(Passage provided):
Someone asked a #RVV #riscv #vectorextension question and i replied on Twitter.
https://twitter.com/Anno0770/status/1772927877790507222

I copy things here. Because the dumb login wall of Twitter. *sigh*

Anno0770 (@Anno0770) on X

@eigenform @jonmasters There are multiple things going on here. I am not sure i get all of them right but i try. The idea of having a dynamic vector length is not a problem. This has been a common architectural feature of vector computers for a while. RISC-V does things not seen in other vector archs

X (formerly Twitter)

This tweet was in response jonmasters quote tweeting https://twitter.com/pshufb/status/1772745519242051899 with #yolo and someone asking something along the lines of "Can we do better even?"

There are multiple things going on here. I am not sure i get all of them right but i try.

The idea of having a dynamic vector length is not a problem. This has been a common architectural feature of vector computers for a while.
RISC-V does things not seen in other vector archs

Wojciech Muła (@pshufb) on X

My gut feelings about RVV was -- unfortunately -- right. In a simple procedure a compiler put FIVE vsetvli instructions. The vsetvli instruction changes behaviour of the subsequent instructions until the next vsetvli. For in-order CPUs it's not a big deal, for OOO -- good luck.

X (formerly Twitter)
RISC-V wants to support 8bit, 16bit, 32bit, 64bit data (some1 threatened quad precision (128bit) but i didn't think that happened) data types while using 32bit long instructions.
Furthermore RISC-V wants the ability to merge vectors (treat multiple consecutive vector regs as 1)
furthermore they want to be able to use less than one VR 1/2, 1/4, 1/8th of a register. This also leaves the question what happens with the tail unused end. Do we want it preserved or can it be trashed?
Let's look at how the ve ISA used in the NEC #VectorEngine deals with this.
You want to you vectorized SAXPY to look something like:
SAXPY(Vector{Float} out, float a, Vector{Float} x, Vector{Float} y, int n)
i = 0;
while (n != i) {
work = setVL(n - i)
vr v1 = x[i:(i+work)]
vr v2 = y[i:(i+work)]
v1 = v1 * a;
v2 += v1
out[i:(i+work)] = v2
i += work;
}
So the idea is you have a loop, you don't know often it will run and the hardware will make a good decision what vector lengths to use every iteration gives it's capabilities. All those questions RVV has are valid question and the #VectorEngine also has to answer them.
It does so:
Tails are undefined behaviour, always assume they are trashed. There is no means to join registers together.

(Problem set):
• A. Reproduce the part of the post on RISC-V vector length that opens with the words containing "RISC-V wants to" and closes with "it be trashed?".
• B. Render the sentence "There is no means to join registers together." from the post on RISC-V vector length in Spanish.

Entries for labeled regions
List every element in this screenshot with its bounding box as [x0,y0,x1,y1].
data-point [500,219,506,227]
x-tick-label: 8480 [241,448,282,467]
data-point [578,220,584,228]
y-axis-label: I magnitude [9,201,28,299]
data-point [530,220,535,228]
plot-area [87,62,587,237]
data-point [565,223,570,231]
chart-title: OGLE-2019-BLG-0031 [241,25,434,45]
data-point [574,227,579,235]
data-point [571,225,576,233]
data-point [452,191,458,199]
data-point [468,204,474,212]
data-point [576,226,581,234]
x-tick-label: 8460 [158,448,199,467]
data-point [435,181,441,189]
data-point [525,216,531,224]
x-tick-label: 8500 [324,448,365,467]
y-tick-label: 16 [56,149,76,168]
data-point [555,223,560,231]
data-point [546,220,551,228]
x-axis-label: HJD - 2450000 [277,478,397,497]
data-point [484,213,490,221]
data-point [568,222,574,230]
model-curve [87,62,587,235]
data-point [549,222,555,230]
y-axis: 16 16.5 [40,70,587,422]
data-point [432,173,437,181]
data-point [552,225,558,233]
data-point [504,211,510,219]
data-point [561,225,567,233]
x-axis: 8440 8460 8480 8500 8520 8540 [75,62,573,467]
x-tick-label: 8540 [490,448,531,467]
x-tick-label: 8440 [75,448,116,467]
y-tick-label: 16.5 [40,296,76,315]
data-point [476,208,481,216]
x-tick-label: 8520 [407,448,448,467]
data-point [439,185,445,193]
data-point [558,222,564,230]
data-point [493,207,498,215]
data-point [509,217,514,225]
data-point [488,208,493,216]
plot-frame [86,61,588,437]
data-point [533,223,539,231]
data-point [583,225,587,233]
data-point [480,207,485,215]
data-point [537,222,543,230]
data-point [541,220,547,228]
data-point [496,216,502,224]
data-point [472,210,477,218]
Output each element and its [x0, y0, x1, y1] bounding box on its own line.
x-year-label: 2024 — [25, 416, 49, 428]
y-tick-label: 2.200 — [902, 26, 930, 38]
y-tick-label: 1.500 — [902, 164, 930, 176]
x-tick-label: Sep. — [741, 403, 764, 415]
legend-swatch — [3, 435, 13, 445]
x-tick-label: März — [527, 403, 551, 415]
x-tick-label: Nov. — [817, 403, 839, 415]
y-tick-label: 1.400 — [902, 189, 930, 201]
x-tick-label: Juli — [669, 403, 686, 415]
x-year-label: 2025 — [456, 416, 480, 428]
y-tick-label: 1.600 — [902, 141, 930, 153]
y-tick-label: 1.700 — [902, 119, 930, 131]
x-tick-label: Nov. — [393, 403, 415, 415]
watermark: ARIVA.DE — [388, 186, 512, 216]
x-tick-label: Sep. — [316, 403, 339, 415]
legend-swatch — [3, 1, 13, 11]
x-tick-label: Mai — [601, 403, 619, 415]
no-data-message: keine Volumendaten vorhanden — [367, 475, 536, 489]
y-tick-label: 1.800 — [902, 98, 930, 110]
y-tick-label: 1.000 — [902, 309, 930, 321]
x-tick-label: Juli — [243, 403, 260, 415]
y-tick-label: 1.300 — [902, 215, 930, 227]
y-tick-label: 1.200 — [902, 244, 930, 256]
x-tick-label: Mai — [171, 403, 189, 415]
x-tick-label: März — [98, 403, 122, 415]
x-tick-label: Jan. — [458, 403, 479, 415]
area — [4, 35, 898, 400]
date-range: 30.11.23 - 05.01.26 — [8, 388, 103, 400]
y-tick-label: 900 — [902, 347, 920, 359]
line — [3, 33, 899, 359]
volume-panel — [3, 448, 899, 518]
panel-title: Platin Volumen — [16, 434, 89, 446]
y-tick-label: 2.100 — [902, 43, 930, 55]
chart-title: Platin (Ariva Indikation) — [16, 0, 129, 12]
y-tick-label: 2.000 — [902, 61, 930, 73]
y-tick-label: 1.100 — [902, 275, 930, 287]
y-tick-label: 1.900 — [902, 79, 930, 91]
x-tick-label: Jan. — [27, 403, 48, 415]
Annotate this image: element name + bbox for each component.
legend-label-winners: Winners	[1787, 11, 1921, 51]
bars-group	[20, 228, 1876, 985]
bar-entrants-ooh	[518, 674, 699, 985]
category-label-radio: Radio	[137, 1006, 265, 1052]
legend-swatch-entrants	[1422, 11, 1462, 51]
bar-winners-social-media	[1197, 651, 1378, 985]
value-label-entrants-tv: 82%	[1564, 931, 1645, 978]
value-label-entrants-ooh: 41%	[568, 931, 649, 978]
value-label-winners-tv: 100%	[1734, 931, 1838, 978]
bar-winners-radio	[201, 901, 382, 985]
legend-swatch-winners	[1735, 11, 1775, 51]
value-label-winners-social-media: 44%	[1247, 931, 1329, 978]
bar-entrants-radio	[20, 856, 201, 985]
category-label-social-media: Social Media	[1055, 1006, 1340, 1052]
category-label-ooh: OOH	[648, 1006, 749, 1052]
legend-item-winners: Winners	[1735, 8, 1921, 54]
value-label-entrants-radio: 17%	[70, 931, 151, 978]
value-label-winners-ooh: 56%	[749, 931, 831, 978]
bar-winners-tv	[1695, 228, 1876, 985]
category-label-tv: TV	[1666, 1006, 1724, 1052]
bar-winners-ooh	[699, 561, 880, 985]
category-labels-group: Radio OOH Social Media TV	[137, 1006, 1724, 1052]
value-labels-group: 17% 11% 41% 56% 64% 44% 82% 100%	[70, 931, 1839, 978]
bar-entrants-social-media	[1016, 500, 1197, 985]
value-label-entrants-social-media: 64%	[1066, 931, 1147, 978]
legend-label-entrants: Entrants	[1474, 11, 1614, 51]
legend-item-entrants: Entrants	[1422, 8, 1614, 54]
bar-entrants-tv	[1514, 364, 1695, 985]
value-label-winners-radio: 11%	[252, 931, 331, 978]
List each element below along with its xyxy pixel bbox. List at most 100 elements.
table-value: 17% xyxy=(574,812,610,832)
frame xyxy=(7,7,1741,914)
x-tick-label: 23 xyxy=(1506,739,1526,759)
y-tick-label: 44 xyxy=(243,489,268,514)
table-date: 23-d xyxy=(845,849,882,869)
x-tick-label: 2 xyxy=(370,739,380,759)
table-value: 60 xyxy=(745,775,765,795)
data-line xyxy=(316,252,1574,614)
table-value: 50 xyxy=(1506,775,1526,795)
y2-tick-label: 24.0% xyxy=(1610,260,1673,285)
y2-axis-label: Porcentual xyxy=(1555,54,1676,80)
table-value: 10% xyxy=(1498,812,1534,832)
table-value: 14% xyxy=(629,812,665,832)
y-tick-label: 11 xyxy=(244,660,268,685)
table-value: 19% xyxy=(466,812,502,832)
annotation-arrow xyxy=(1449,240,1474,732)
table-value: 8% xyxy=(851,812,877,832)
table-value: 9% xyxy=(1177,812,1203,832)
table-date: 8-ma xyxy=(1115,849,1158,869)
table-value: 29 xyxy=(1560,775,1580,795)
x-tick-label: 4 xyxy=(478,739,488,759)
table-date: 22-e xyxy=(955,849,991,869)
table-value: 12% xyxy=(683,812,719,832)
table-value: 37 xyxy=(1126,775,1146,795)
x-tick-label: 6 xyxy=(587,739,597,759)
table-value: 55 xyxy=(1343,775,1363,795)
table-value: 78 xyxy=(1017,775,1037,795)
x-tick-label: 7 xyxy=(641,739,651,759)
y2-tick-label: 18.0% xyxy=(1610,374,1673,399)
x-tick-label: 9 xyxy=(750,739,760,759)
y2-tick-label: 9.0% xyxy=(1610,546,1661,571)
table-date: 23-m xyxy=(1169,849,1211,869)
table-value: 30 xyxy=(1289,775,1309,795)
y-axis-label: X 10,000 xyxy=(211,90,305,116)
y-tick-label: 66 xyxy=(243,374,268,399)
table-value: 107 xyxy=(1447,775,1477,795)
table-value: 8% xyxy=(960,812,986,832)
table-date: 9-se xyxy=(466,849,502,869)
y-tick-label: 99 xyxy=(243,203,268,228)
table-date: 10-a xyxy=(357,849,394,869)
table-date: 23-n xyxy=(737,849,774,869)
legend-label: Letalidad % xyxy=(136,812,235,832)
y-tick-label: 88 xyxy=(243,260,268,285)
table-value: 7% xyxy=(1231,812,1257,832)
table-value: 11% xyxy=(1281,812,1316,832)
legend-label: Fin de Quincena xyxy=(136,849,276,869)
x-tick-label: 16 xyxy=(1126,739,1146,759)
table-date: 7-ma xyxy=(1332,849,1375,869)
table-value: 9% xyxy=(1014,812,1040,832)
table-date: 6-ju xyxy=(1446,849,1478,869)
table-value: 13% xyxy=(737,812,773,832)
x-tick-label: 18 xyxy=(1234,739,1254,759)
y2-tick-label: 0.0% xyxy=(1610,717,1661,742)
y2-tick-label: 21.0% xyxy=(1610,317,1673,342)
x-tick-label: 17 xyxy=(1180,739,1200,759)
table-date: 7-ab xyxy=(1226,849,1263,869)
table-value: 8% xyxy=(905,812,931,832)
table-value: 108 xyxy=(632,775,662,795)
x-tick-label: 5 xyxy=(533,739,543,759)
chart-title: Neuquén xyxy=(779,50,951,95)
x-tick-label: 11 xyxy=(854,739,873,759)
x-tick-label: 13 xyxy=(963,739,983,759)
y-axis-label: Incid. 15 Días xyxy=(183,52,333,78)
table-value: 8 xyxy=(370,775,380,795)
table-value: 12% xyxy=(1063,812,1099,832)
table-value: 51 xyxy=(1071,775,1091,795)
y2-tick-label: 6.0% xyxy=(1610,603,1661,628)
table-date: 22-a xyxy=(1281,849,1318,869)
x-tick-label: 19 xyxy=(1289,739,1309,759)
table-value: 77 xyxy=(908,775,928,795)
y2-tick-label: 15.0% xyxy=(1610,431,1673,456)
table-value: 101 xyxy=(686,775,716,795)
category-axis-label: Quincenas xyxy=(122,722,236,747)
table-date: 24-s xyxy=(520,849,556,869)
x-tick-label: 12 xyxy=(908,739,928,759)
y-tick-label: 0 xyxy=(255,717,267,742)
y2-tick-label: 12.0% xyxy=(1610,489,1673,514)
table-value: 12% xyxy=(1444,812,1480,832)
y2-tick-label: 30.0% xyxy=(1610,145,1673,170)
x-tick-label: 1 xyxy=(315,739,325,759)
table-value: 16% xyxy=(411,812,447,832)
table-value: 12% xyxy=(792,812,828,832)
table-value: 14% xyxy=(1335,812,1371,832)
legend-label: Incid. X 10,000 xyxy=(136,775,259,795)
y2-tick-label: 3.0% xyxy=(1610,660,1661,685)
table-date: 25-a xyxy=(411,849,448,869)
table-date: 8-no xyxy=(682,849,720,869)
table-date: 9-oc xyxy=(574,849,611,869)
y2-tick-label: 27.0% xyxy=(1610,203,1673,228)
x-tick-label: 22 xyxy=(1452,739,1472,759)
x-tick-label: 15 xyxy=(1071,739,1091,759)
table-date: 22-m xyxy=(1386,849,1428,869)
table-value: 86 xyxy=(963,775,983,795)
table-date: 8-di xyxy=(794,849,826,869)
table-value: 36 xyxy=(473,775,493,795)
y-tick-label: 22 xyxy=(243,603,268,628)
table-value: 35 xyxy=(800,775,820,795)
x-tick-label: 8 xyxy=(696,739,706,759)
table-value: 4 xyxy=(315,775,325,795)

(The results):
• A.
RISC-V wants to support 8bit, 16bit, 32bit, 64bit data (some1 threatened quad precision (128bit) but i didn't think that happened) data types while using 32bit long instructions.
Furthermore RISC-V wants the ability to merge vectors (treat multiple consecutive vector regs as 1)
furthermore they want to be able to use less than one VR 1/2, 1/4, 1/8th of a register. This also leaves the question what happens with the tail unused end. Do we want it preserved or can it be trashed?

• B. No hay ningún medio para unir registros entre sí.